* What is asked
Check each line of the records below and collect those that include the word "всего".

(Saved entries)

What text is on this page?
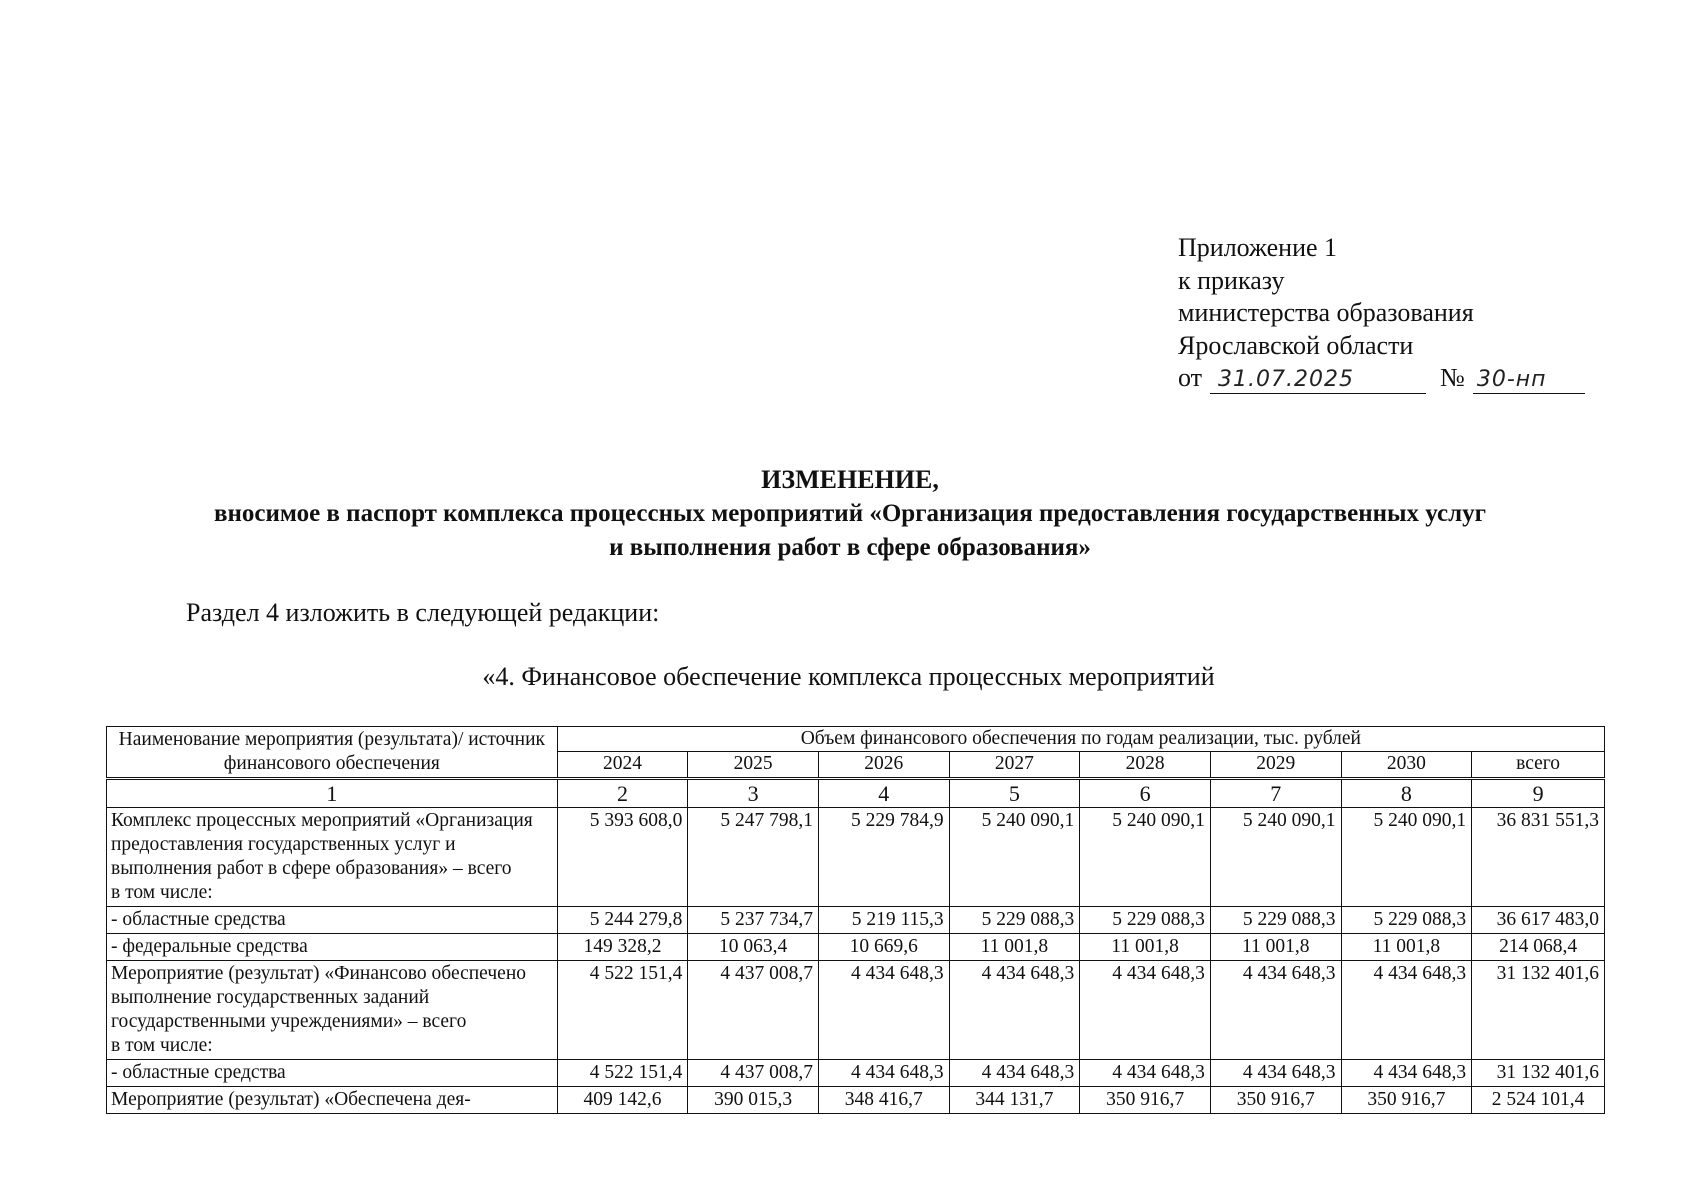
Приложение 1
к приказу
министерства образования
Ярославской области
от 31.07.2025	№ 30-нп
ИЗМЕНЕНИЕ,
вносимое в паспорт комплекса процессных мероприятий «Организация предоставления государственных услуг
и выполнения работ в сфере образования»
Раздел 4 изложить в следующей редакции:
«4. Финансовое обеспечение комплекса процессных мероприятий
Наименование мероприятия (результата)/ источник финансового обеспечения	Объем финансового обеспечения по годам реализации, тыс. рублей							
	2024	2025	2026	2027	2028	2029	2030	всего
1	2	3	4	5	6	7	8	9

Комплекс процессных мероприятий «Организация предоставления государственных услуг и выполнения работ в сфере образования» – всего
в том числе:	5 393 608,0	5 247 798,1	5 229 784,9	5 240 090,1	5 240 090,1	5 240 090,1	5 240 090,1	36 831 551,3
- областные средства	5 244 279,8	5 237 734,7	5 219 115,3	5 229 088,3	5 229 088,3	5 229 088,3	5 229 088,3	36 617 483,0
- федеральные средства	149 328,2	10 063,4	10 669,6	11 001,8	11 001,8	11 001,8	11 001,8	214 068,4

Мероприятие (результат) «Финансово обеспечено выполнение государственных заданий государственными учреждениями» – всего
в том числе:	4 522 151,4	4 437 008,7	4 434 648,3	4 434 648,3	4 434 648,3	4 434 648,3	4 434 648,3	31 132 401,6
- областные средства	4 522 151,4	4 437 008,7	4 434 648,3	4 434 648,3	4 434 648,3	4 434 648,3	4 434 648,3	31 132 401,6
Мероприятие (результат) «Обеспечена дея-	409 142,6	390 015,3	348 416,7	344 131,7	350 916,7	350 916,7	350 916,7	2 524 101,4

* Response to this task
	2024	2025	2026	2027	2028	2029	2030	всего
Комплекс процессных мероприятий «Организация предоставления государственных услуг и выполнения работ в сфере образования» – всего
Мероприятие (результат) «Финансово обеспечено выполнение государственных заданий государственными учреждениями» – всего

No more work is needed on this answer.